DOCUMENT =>
问题
In my project, I am looking to use a streaming pipeline in Google Dataflow in order to process Pub/Sub messages. In cleaning the input data, I am looking to also have a side input from BigQuery. This has presented a problem that will cause one of the two inputs to not work.
I have set in my Pipeline options for streaming=True, which allows the Pub/Sub inputs to process properly. But BigQuery is not compatible with streaming pipelines (see link below):
https://cloud.google.com/dataflow/docs/resources/faq#what_are_the_current_limitations_of_streaming_mode
I received this error: "ValueError: Cloud Pub/Sub is currently available for use only in streaming pipelines." This is understandable based on the limitations.
But I am only looking to use BigQuery as a side input in order to map data to the incoming Pub/Sub data stream. It works fine locally, but once I try to run it on Dataflow, it returns the error.
Has anyone found a good workaround for this?
EDIT: adding the framework of my pipeline below for reference:
# Set all options needed to properly run the pipeline
options = PipelineOptions(streaming=True,
runner='DataflowRunner',
project=project_id)
p = beam.Pipeline(options = options)
n_tbl_src = (p
| 'Nickname Table Read' >> beam.io.Read(beam.io.BigQuerySource(
table = nickname_spec
)))

INFORMATION GIVEN =>
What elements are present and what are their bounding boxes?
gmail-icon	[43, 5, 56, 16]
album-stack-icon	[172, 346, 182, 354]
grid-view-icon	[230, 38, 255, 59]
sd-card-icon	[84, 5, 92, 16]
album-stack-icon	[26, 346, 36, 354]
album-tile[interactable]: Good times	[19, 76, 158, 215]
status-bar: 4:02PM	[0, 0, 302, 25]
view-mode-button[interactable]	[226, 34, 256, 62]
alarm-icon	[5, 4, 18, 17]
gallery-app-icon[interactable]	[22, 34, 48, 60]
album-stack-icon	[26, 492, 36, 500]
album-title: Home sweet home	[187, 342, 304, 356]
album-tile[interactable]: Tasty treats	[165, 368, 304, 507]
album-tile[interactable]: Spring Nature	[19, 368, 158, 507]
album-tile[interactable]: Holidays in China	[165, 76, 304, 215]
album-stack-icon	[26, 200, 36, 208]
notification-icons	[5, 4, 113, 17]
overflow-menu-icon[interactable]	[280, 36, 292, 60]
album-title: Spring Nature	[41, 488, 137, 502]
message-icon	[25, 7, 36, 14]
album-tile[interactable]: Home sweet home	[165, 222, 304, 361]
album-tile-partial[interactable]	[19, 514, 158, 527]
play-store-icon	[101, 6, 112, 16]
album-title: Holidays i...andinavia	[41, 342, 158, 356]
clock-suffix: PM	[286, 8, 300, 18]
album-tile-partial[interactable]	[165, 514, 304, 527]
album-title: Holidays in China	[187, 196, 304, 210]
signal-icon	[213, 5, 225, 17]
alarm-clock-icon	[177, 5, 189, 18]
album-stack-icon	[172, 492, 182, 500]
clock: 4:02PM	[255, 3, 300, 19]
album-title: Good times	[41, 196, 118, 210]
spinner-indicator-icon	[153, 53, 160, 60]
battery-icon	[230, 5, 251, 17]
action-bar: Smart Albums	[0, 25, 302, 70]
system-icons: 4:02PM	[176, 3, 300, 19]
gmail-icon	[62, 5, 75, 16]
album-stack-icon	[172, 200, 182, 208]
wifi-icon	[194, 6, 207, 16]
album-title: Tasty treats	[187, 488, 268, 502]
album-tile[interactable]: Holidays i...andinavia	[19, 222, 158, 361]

OBJECTIVE => Continue the forum post about using a BigQuery side input in a streaming Dataflow pipeline that reads Pub/Sub messages, picking up right after its final line of code.

RESULT =>
# This is the main Dataflow pipeline. This will clean the incoming dataset for importing into BQ.
clean_vote = (p
| beam.io.gcp.pubsub.ReadFromPubSub(topic = None,
subscription = 'projects/{0}/subscriptions/{1}'
.format(project_id, subscription_name),
with_attributes = True)
| 'Isolate Attributes' >> beam.ParDo(IsolateAttrFn())
| 'Fix Value Types' >> beam.ParDo(FixTypesFn())
| 'Scrub First Name' >> beam.ParDo(ScrubFnameFn())
| 'Fix Nicknames' >> beam.ParDo(FixNicknameFn(), n_tbl=AsList(n_tbl_src))
| 'Scrub Last Name' >> beam.ParDo(ScrubLnameFn()))
# The final dictionary will then be written to BigQuery for storage
(clean_vote | 'Write to BQ' >> beam.io.WriteToBigQuery(
table = bq_spec,
write_disposition = beam.io.BigQueryDisposition.WRITE_APPEND,
create_disposition = beam.io.BigQueryDisposition.CREATE_NEVER
))
# Run the pipeline
p.run()
回答1:
@Pablo's comment above was the correct answer. For anyone working through the same situation, below is the change in my script that worked.
# This opens the Beam pipeline to run Dataflow
p = beam.Pipeline(options = options)
logging.info('Created Dataflow pipeline.')
# This will pull in all of the recorded nicknames to compare to the incoming PubSubMessages.
client = bigquery.Client()
query_job = client.query("""
select * from `{0}.{1}.{2}`""".format(project_id, dataset_id, nickname_table_id))
nickname_tbl = query_job.result()
nickname_tbl = [dict(row.items()) for row in nickname_tbl]
# This is the main Dataflow pipeline. This will clean the incoming dataset for importing into BQ.
clean_vote = (p
| beam.io.gcp.pubsub.ReadFromPubSub(topic = None,
subscription = 'projects/{0}/subscriptions/{1}'
.format(project_id, subscription_name),
with_attributes = True)
| 'Isolate Attributes' >> beam.ParDo(IsolateAttrFn())
| 'Fix Value Types' >> beam.ParDo(FixTypesFn())
| 'Scrub First Name' >> beam.ParDo(ScrubFnameFn())
| 'Fix Nicknames' >> beam.ParDo(FixNicknameFn(), n_tbl=nickname_tbl)
| 'Scrub Last Name' >> beam.ParDo(ScrubLnameFn()))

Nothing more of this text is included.